**What is required:** Copy every line of the listing exactly.

* BEGIN Exercise input *

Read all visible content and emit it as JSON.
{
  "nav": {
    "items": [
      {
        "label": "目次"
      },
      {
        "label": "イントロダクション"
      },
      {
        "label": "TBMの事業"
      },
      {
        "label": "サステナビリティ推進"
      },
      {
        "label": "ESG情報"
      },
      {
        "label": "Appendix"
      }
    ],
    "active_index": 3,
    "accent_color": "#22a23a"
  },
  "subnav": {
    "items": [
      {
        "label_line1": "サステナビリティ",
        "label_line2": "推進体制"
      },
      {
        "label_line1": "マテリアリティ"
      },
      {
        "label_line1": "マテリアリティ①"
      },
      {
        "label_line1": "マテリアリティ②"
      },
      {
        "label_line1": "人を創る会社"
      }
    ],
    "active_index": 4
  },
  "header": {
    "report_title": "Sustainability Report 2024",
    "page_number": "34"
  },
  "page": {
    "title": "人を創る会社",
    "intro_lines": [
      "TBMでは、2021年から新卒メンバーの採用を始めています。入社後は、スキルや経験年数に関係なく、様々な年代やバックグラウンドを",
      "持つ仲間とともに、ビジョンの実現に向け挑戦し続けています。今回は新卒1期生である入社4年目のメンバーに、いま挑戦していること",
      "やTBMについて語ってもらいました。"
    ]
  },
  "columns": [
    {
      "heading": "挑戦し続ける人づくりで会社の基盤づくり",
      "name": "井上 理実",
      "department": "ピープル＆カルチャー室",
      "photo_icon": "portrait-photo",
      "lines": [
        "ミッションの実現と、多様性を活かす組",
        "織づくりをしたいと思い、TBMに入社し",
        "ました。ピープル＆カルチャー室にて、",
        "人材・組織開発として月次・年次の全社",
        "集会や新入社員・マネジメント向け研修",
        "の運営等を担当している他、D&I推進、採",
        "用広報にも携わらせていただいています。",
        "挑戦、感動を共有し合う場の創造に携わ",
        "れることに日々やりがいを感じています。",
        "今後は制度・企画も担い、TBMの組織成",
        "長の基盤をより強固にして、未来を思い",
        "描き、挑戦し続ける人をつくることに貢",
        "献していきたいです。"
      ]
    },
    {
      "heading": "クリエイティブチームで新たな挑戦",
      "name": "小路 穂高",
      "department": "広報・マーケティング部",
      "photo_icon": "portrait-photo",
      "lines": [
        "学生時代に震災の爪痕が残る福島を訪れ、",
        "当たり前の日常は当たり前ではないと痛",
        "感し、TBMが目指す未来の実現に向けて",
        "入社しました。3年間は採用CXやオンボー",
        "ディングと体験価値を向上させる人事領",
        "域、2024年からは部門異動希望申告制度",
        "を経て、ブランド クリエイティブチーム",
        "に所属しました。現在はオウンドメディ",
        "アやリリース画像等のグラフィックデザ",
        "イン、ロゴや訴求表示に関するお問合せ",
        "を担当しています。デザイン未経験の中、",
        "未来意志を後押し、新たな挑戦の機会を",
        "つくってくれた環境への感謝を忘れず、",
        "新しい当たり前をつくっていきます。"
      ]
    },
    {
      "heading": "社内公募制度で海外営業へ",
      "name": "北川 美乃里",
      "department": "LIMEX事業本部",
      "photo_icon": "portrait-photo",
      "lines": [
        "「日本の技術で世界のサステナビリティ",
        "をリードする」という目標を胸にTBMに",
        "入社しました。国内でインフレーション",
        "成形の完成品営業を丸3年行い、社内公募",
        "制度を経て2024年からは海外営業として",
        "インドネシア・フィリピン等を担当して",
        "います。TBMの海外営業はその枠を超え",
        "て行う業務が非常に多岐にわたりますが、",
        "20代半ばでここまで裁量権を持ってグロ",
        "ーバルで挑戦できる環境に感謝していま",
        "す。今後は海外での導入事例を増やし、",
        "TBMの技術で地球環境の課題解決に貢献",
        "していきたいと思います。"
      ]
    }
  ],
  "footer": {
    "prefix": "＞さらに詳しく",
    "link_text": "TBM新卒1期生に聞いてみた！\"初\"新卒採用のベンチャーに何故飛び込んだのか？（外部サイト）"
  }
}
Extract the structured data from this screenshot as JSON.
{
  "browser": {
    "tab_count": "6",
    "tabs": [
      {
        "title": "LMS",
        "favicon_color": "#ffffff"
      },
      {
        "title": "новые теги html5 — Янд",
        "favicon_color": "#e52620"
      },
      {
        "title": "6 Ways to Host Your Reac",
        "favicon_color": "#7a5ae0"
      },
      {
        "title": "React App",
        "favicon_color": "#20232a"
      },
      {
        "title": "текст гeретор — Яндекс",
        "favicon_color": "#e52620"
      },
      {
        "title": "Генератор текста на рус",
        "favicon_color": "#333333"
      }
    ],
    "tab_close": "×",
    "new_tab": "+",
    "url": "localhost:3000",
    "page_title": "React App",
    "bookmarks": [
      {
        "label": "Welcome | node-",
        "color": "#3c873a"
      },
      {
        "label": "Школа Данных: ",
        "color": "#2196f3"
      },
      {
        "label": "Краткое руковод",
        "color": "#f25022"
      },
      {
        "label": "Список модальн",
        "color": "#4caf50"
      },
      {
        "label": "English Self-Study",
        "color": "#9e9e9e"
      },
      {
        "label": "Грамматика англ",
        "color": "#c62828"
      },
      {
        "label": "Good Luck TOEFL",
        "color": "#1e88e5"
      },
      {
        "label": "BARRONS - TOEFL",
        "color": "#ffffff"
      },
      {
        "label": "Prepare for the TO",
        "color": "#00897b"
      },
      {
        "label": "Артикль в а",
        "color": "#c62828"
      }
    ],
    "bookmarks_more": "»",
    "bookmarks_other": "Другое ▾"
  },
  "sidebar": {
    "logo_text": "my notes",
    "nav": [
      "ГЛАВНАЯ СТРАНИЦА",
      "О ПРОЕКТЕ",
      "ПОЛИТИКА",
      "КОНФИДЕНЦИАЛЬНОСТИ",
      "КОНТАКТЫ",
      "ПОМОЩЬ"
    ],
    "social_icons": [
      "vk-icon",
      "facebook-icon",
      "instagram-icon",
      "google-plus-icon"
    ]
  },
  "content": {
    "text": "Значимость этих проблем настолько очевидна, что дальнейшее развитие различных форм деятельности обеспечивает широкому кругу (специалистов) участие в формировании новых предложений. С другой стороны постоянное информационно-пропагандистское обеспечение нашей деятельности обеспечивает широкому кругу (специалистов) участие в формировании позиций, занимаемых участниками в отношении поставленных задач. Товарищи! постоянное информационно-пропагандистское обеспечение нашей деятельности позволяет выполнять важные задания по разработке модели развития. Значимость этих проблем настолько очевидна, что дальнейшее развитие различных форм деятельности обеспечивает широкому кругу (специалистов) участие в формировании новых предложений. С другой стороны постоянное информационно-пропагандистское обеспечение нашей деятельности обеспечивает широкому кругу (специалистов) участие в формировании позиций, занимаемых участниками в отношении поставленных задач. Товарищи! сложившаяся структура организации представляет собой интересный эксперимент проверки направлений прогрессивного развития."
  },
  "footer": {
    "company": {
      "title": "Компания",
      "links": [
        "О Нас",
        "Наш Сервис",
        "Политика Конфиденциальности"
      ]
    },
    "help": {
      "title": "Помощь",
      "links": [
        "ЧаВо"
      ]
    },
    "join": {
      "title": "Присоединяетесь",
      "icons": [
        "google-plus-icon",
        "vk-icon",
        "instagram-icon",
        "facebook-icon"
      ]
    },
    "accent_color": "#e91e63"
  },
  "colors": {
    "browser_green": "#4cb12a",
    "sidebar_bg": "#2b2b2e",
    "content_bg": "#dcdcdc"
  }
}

* END Exercise input *

**Exercise solution:**
Read all visible content and emit it as JSON.
{
  "nav": {
    "items": [
      {
        "label": "目次"
      },
      {
        "label": "イントロダクション"
      },
      {
        "label": "TBMの事業"
      },
      {
        "label": "サステナビリティ推進"
      },
      {
        "label": "ESG情報"
      },
      {
        "label": "Appendix"
      }
    ],
    "active_index": 3,
    "accent_color": "#22a23a"
  },
  "subnav": {
    "items": [
      {
        "label_line1": "サステナビリティ",
        "label_line2": "推進体制"
      },
      {
        "label_line1": "マテリアリティ"
      },
      {
        "label_line1": "マテリアリティ①"
      },
      {
        "label_line1": "マテリアリティ②"
      },
      {
        "label_line1": "人を創る会社"
      }
    ],
    "active_index": 4
  },
  "header": {
    "report_title": "Sustainability Report 2024",
    "page_number": "34"
  },
  "page": {
    "title": "人を創る会社",
    "intro_lines": [
      "TBMでは、2021年から新卒メンバーの採用を始めています。入社後は、スキルや経験年数に関係なく、様々な年代やバックグラウンドを",
      "持つ仲間とともに、ビジョンの実現に向け挑戦し続けています。今回は新卒1期生である入社4年目のメンバーに、いま挑戦していること",
      "やTBMについて語ってもらいました。"
    ]
  },
  "columns": [
    {
      "heading": "挑戦し続ける人づくりで会社の基盤づくり",
      "name": "井上 理実",
      "department": "ピープル＆カルチャー室",
      "photo_icon": "portrait-photo",
      "lines": [
        "ミッションの実現と、多様性を活かす組",
        "織づくりをしたいと思い、TBMに入社し",
        "ました。ピープル＆カルチャー室にて、",
        "人材・組織開発として月次・年次の全社",
        "集会や新入社員・マネジメント向け研修",
        "の運営等を担当している他、D&I推進、採",
        "用広報にも携わらせていただいています。",
        "挑戦、感動を共有し合う場の創造に携わ",
        "れることに日々やりがいを感じています。",
        "今後は制度・企画も担い、TBMの組織成",
        "長の基盤をより強固にして、未来を思い",
        "描き、挑戦し続ける人をつくることに貢",
        "献していきたいです。"
      ]
    },
    {
      "heading": "クリエイティブチームで新たな挑戦",
      "name": "小路 穂高",
      "department": "広報・マーケティング部",
      "photo_icon": "portrait-photo",
      "lines": [
        "学生時代に震災の爪痕が残る福島を訪れ、",
        "当たり前の日常は当たり前ではないと痛",
        "感し、TBMが目指す未来の実現に向けて",
        "入社しました。3年間は採用CXやオンボー",
        "ディングと体験価値を向上させる人事領",
        "域、2024年からは部門異動希望申告制度",
        "を経て、ブランド クリエイティブチーム",
        "に所属しました。現在はオウンドメディ",
        "アやリリース画像等のグラフィックデザ",
        "イン、ロゴや訴求表示に関するお問合せ",
        "を担当しています。デザイン未経験の中、",
        "未来意志を後押し、新たな挑戦の機会を",
        "つくってくれた環境への感謝を忘れず、",
        "新しい当たり前をつくっていきます。"
      ]
    },
    {
      "heading": "社内公募制度で海外営業へ",
      "name": "北川 美乃里",
      "department": "LIMEX事業本部",
      "photo_icon": "portrait-photo",
      "lines": [
        "「日本の技術で世界のサステナビリティ",
        "をリードする」という目標を胸にTBMに",
        "入社しました。国内でインフレーション",
        "成形の完成品営業を丸3年行い、社内公募",
        "制度を経て2024年からは海外営業として",
        "インドネシア・フィリピン等を担当して",
        "います。TBMの海外営業はその枠を超え",
        "て行う業務が非常に多岐にわたりますが、",
        "20代半ばでここまで裁量権を持ってグロ",
        "ーバルで挑戦できる環境に感謝していま",
        "す。今後は海外での導入事例を増やし、",
        "TBMの技術で地球環境の課題解決に貢献",
        "していきたいと思います。"
      ]
    }
  ],
  "footer": {
    "prefix": "＞さらに詳しく",
    "link_text": "TBM新卒1期生に聞いてみた！\"初\"新卒採用のベンチャーに何故飛び込んだのか？（外部サイト）"
  }
}
Extract the structured data from this screenshot as JSON.
{
  "browser": {
    "tab_count": "6",
    "tabs": [
      {
        "title": "LMS",
        "favicon_color": "#ffffff"
      },
      {
        "title": "новые теги html5 — Янд",
        "favicon_color": "#e52620"
      },
      {
        "title": "6 Ways to Host Your Reac",
        "favicon_color": "#7a5ae0"
      },
      {
        "title": "React App",
        "favicon_color": "#20232a"
      },
      {
        "title": "текст гeретор — Яндекс",
        "favicon_color": "#e52620"
      },
      {
        "title": "Генератор текста на рус",
        "favicon_color": "#333333"
      }
    ],
    "tab_close": "×",
    "new_tab": "+",
    "url": "localhost:3000",
    "page_title": "React App",
    "bookmarks": [
      {
        "label": "Welcome | node-",
        "color": "#3c873a"
      },
      {
        "label": "Школа Данных: ",
        "color": "#2196f3"
      },
      {
        "label": "Краткое руковод",
        "color": "#f25022"
      },
      {
        "label": "Список модальн",
        "color": "#4caf50"
      },
      {
        "label": "English Self-Study",
        "color": "#9e9e9e"
      },
      {
        "label": "Грамматика англ",
        "color": "#c62828"
      },
      {
        "label": "Good Luck TOEFL",
        "color": "#1e88e5"
      },
      {
        "label": "BARRONS - TOEFL",
        "color": "#ffffff"
      },
      {
        "label": "Prepare for the TO",
        "color": "#00897b"
      },
      {
        "label": "Артикль в а",
        "color": "#c62828"
      }
    ],
    "bookmarks_more": "»",
    "bookmarks_other": "Другое ▾"
  },
  "sidebar": {
    "logo_text": "my notes",
    "nav": [
      "ГЛАВНАЯ СТРАНИЦА",
      "О ПРОЕКТЕ",
      "ПОЛИТИКА",
      "КОНФИДЕНЦИАЛЬНОСТИ",
      "КОНТАКТЫ",
      "ПОМОЩЬ"
    ],
    "social_icons": [
      "vk-icon",
      "facebook-icon",
      "instagram-icon",
      "google-plus-icon"
    ]
  },
  "content": {
    "text": "Значимость этих проблем настолько очевидна, что дальнейшее развитие различных форм деятельности обеспечивает широкому кругу (специалистов) участие в формировании новых предложений. С другой стороны постоянное информационно-пропагандистское обеспечение нашей деятельности обеспечивает широкому кругу (специалистов) участие в формировании позиций, занимаемых участниками в отношении поставленных задач. Товарищи! постоянное информационно-пропагандистское обеспечение нашей деятельности позволяет выполнять важные задания по разработке модели развития. Значимость этих проблем настолько очевидна, что дальнейшее развитие различных форм деятельности обеспечивает широкому кругу (специалистов) участие в формировании новых предложений. С другой стороны постоянное информационно-пропагандистское обеспечение нашей деятельности обеспечивает широкому кругу (специалистов) участие в формировании позиций, занимаемых участниками в отношении поставленных задач. Товарищи! сложившаяся структура организации представляет собой интересный эксперимент проверки направлений прогрессивного развития."
  },
  "footer": {
    "company": {
      "title": "Компания",
      "links": [
        "О Нас",
        "Наш Сервис",
        "Политика Конфиденциальности"
      ]
    },
    "help": {
      "title": "Помощь",
      "links": [
        "ЧаВо"
      ]
    },
    "join": {
      "title": "Присоединяетесь",
      "icons": [
        "google-plus-icon",
        "vk-icon",
        "instagram-icon",
        "facebook-icon"
      ]
    },
    "accent_color": "#e91e63"
  },
  "colors": {
    "browser_green": "#4cb12a",
    "sidebar_bg": "#2b2b2e",
    "content_bg": "#dcdcdc"
  }
}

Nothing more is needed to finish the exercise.